====== Data for this task ======

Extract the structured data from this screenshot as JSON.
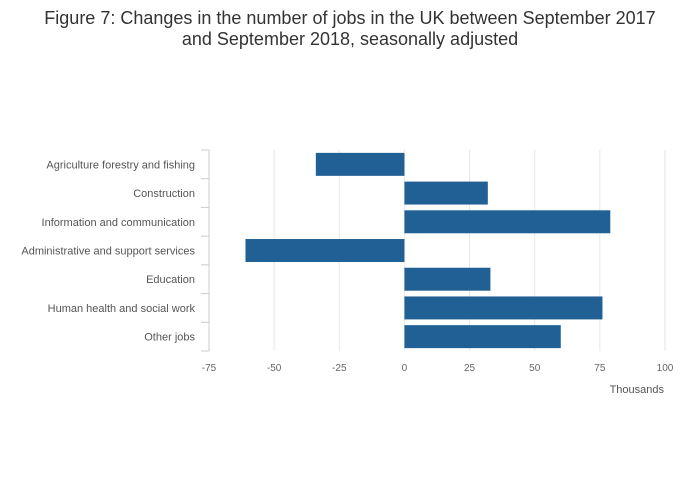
{
  "chart_data": {
    "type": "bar",
    "orientation": "horizontal",
    "title": "Figure 7: Changes in the number of jobs in the UK between September 2017 and September 2018, seasonally adjusted",
    "xlabel": "Thousands",
    "ylabel": "",
    "xlim": [
      -75,
      100
    ],
    "xticks": [
      -75,
      -50,
      -25,
      0,
      25,
      50,
      75,
      100
    ],
    "xtick_labels": [
      "-75",
      "-50",
      "-25",
      "0",
      "25",
      "50",
      "75",
      "100"
    ],
    "grid": true,
    "bar_color": "#206095",
    "categories": [
      "Agriculture forestry and fishing",
      "Construction",
      "Information and communication",
      "Administrative and support services",
      "Education",
      "Human health and social work",
      "Other jobs"
    ],
    "values": [
      -34,
      32,
      79,
      -61,
      33,
      76,
      60
    ]
  }
}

======

Pick out each line containing the string "jobs" and copy it.

◆ Expected answer:
    "title": "Figure 7: Changes in the number of jobs in the UK between September 2017 and September 2018, seasonally adjusted",
      "Other jobs"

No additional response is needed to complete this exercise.